__Task to complete__
In the entries below, how many lines hold the string "icon"? Give only the number.

(Items from a figure collection)
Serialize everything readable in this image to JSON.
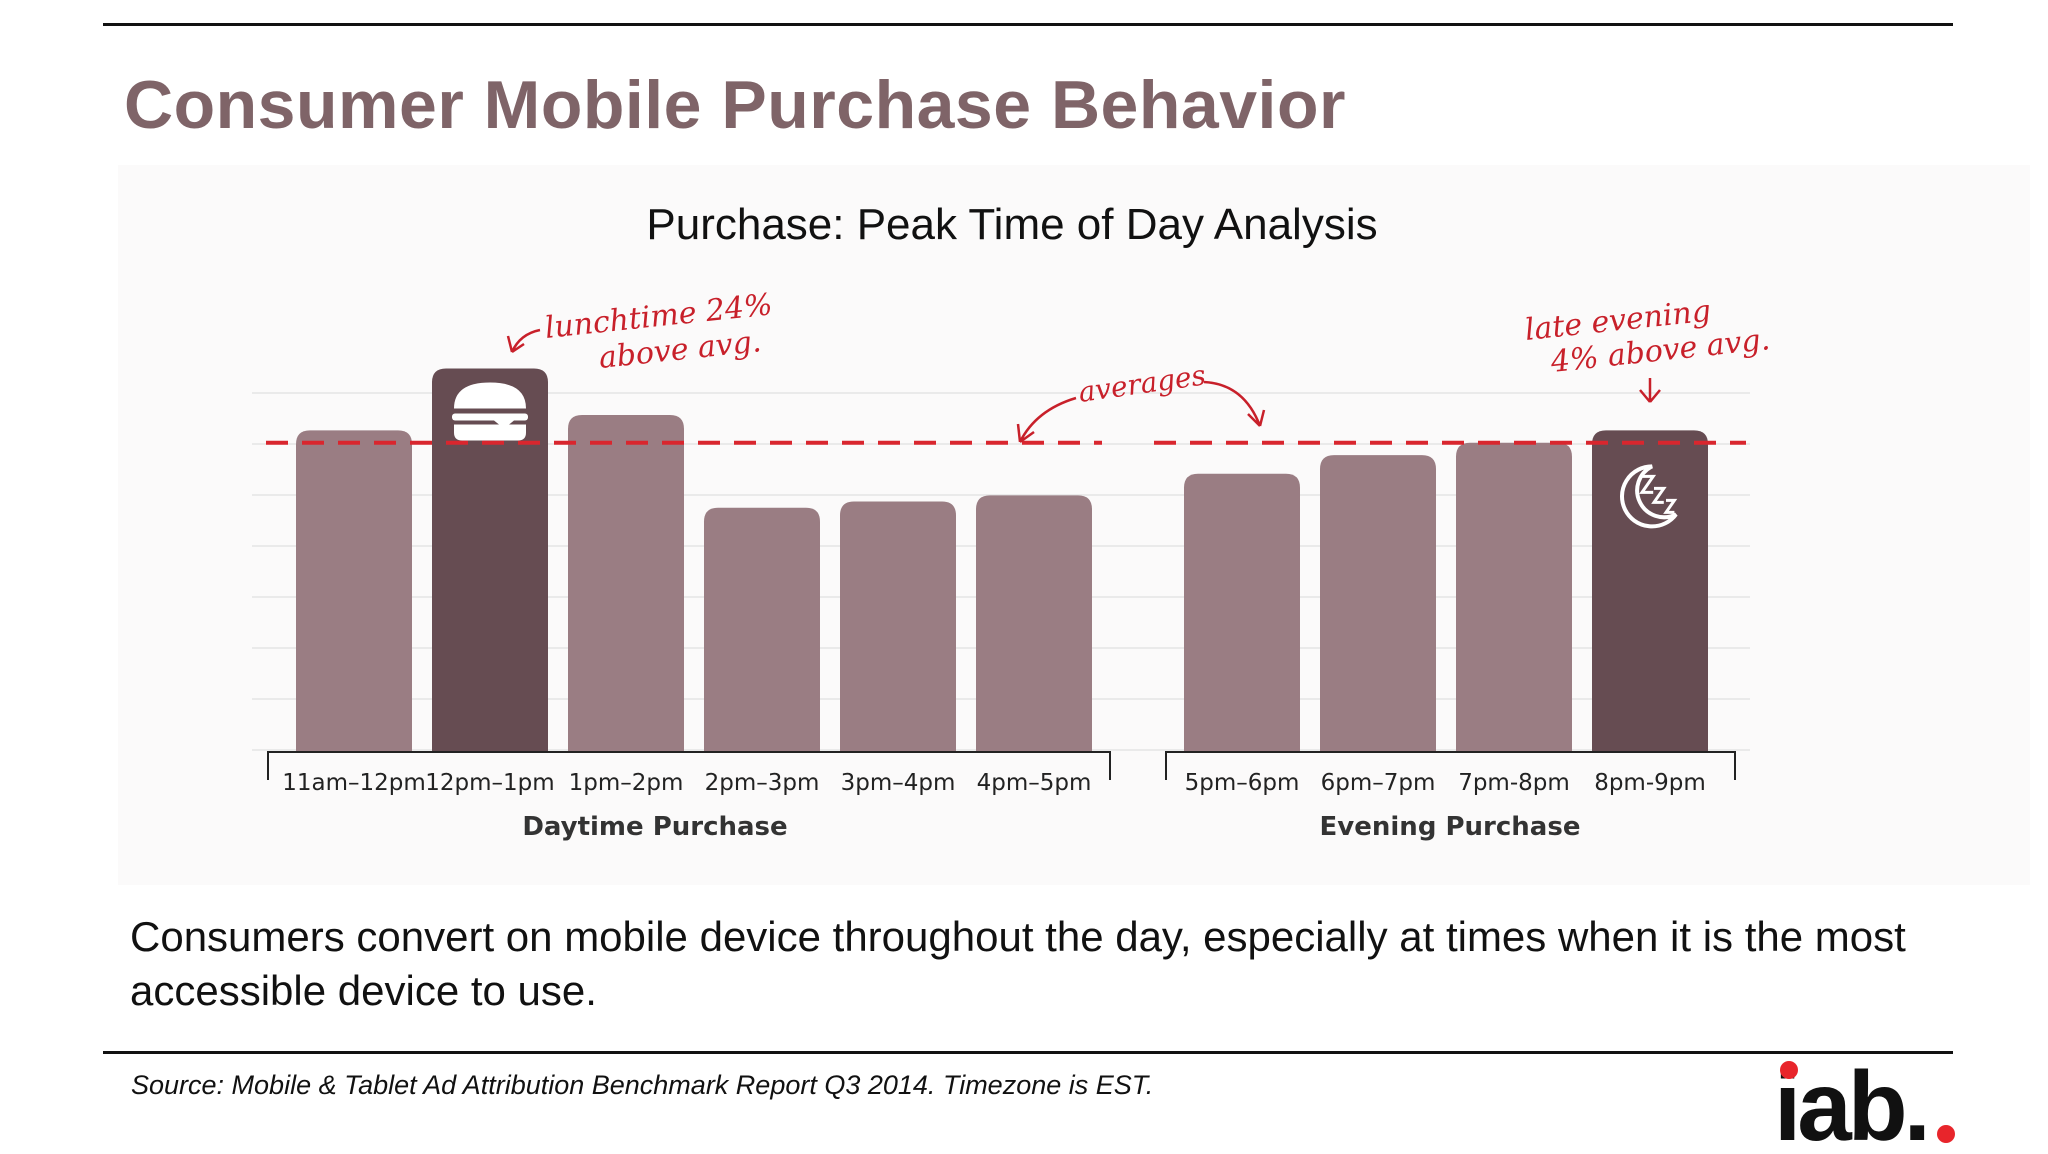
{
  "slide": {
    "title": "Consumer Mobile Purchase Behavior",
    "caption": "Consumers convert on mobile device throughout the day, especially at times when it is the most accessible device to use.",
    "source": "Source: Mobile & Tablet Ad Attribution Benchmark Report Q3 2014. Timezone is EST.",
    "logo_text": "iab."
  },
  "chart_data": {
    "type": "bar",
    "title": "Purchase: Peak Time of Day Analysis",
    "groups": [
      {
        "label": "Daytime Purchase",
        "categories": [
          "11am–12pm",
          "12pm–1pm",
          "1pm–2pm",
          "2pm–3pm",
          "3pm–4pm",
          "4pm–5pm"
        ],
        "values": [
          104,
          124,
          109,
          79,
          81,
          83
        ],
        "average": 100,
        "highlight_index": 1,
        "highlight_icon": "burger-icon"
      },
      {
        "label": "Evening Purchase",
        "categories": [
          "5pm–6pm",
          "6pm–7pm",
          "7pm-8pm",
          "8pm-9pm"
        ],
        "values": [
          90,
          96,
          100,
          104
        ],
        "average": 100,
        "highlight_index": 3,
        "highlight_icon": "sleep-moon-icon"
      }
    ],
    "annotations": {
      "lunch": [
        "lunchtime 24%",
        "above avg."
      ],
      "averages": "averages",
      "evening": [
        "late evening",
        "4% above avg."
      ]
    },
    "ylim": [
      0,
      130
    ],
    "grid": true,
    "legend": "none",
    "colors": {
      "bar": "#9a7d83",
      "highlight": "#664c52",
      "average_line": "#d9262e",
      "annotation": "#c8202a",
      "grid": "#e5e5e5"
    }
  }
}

__Full output__
2